= The task =
Each entry needs to be restated exactly as written.

================

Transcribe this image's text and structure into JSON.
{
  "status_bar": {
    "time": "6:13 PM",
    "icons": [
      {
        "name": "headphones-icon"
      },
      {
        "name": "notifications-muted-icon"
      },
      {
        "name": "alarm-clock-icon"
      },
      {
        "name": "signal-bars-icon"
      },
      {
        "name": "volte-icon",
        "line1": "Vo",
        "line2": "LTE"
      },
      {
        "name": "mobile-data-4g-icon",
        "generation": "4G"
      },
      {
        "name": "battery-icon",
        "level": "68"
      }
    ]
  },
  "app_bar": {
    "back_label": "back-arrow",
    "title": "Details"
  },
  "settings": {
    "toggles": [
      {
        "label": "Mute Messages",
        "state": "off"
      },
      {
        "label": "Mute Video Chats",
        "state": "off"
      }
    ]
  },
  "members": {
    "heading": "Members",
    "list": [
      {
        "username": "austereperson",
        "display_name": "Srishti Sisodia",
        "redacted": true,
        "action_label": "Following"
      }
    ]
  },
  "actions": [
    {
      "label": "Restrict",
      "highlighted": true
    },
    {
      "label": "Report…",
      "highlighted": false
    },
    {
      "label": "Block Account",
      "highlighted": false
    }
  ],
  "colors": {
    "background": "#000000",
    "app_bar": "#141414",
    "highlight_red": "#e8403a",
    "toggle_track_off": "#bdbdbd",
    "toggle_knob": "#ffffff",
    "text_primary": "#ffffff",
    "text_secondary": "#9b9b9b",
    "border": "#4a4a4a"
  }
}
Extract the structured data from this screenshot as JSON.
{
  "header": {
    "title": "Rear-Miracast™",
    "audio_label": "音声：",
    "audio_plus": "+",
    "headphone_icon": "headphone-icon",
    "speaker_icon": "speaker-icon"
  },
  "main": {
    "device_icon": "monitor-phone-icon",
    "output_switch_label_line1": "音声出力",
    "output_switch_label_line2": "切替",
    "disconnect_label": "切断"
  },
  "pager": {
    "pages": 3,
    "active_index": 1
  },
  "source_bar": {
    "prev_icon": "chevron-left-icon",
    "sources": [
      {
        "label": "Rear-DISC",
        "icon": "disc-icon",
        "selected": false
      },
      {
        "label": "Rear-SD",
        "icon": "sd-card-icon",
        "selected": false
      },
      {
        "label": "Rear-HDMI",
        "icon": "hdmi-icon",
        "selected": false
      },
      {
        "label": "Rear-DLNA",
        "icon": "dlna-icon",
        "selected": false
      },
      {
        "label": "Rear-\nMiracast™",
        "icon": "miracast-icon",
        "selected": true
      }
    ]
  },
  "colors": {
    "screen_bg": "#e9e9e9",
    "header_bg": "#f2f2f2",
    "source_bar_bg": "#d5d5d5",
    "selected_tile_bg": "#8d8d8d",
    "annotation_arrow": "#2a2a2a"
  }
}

================

= Answer below =
Transcribe this image's text and structure into JSON.
{
  "status_bar": {
    "time": "6:13 PM",
    "icons": [
      {
        "name": "headphones-icon"
      },
      {
        "name": "notifications-muted-icon"
      },
      {
        "name": "alarm-clock-icon"
      },
      {
        "name": "signal-bars-icon"
      },
      {
        "name": "volte-icon",
        "line1": "Vo",
        "line2": "LTE"
      },
      {
        "name": "mobile-data-4g-icon",
        "generation": "4G"
      },
      {
        "name": "battery-icon",
        "level": "68"
      }
    ]
  },
  "app_bar": {
    "back_label": "back-arrow",
    "title": "Details"
  },
  "settings": {
    "toggles": [
      {
        "label": "Mute Messages",
        "state": "off"
      },
      {
        "label": "Mute Video Chats",
        "state": "off"
      }
    ]
  },
  "members": {
    "heading": "Members",
    "list": [
      {
        "username": "austereperson",
        "display_name": "Srishti Sisodia",
        "redacted": true,
        "action_label": "Following"
      }
    ]
  },
  "actions": [
    {
      "label": "Restrict",
      "highlighted": true
    },
    {
      "label": "Report…",
      "highlighted": false
    },
    {
      "label": "Block Account",
      "highlighted": false
    }
  ],
  "colors": {
    "background": "#000000",
    "app_bar": "#141414",
    "highlight_red": "#e8403a",
    "toggle_track_off": "#bdbdbd",
    "toggle_knob": "#ffffff",
    "text_primary": "#ffffff",
    "text_secondary": "#9b9b9b",
    "border": "#4a4a4a"
  }
}
Extract the structured data from this screenshot as JSON.
{
  "header": {
    "title": "Rear-Miracast™",
    "audio_label": "音声：",
    "audio_plus": "+",
    "headphone_icon": "headphone-icon",
    "speaker_icon": "speaker-icon"
  },
  "main": {
    "device_icon": "monitor-phone-icon",
    "output_switch_label_line1": "音声出力",
    "output_switch_label_line2": "切替",
    "disconnect_label": "切断"
  },
  "pager": {
    "pages": 3,
    "active_index": 1
  },
  "source_bar": {
    "prev_icon": "chevron-left-icon",
    "sources": [
      {
        "label": "Rear-DISC",
        "icon": "disc-icon",
        "selected": false
      },
      {
        "label": "Rear-SD",
        "icon": "sd-card-icon",
        "selected": false
      },
      {
        "label": "Rear-HDMI",
        "icon": "hdmi-icon",
        "selected": false
      },
      {
        "label": "Rear-DLNA",
        "icon": "dlna-icon",
        "selected": false
      },
      {
        "label": "Rear-\nMiracast™",
        "icon": "miracast-icon",
        "selected": true
      }
    ]
  },
  "colors": {
    "screen_bg": "#e9e9e9",
    "header_bg": "#f2f2f2",
    "source_bar_bg": "#d5d5d5",
    "selected_tile_bg": "#8d8d8d",
    "annotation_arrow": "#2a2a2a"
  }
}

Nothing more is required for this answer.